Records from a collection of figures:
-------

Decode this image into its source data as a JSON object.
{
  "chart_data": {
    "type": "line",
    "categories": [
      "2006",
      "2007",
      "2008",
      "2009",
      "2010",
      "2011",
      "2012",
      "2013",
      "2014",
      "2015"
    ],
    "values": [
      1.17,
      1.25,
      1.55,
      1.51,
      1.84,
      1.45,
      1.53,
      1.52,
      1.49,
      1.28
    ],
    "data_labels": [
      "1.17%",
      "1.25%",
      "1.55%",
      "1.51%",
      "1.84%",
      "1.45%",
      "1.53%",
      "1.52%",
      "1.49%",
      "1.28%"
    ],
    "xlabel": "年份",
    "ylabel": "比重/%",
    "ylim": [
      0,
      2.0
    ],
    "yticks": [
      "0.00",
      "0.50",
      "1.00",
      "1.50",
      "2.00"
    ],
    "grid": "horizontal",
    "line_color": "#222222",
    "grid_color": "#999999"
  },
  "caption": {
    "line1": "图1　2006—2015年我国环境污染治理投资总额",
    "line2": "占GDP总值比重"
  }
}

-------

*THE PROBLEM*: Return all the data exactly as given.

*FINISHED TASK*:
Decode this image into its source data as a JSON object.
{
  "chart_data": {
    "type": "line",
    "categories": [
      "2006",
      "2007",
      "2008",
      "2009",
      "2010",
      "2011",
      "2012",
      "2013",
      "2014",
      "2015"
    ],
    "values": [
      1.17,
      1.25,
      1.55,
      1.51,
      1.84,
      1.45,
      1.53,
      1.52,
      1.49,
      1.28
    ],
    "data_labels": [
      "1.17%",
      "1.25%",
      "1.55%",
      "1.51%",
      "1.84%",
      "1.45%",
      "1.53%",
      "1.52%",
      "1.49%",
      "1.28%"
    ],
    "xlabel": "年份",
    "ylabel": "比重/%",
    "ylim": [
      0,
      2.0
    ],
    "yticks": [
      "0.00",
      "0.50",
      "1.00",
      "1.50",
      "2.00"
    ],
    "grid": "horizontal",
    "line_color": "#222222",
    "grid_color": "#999999"
  },
  "caption": {
    "line1": "图1　2006—2015年我国环境污染治理投资总额",
    "line2": "占GDP总值比重"
  }
}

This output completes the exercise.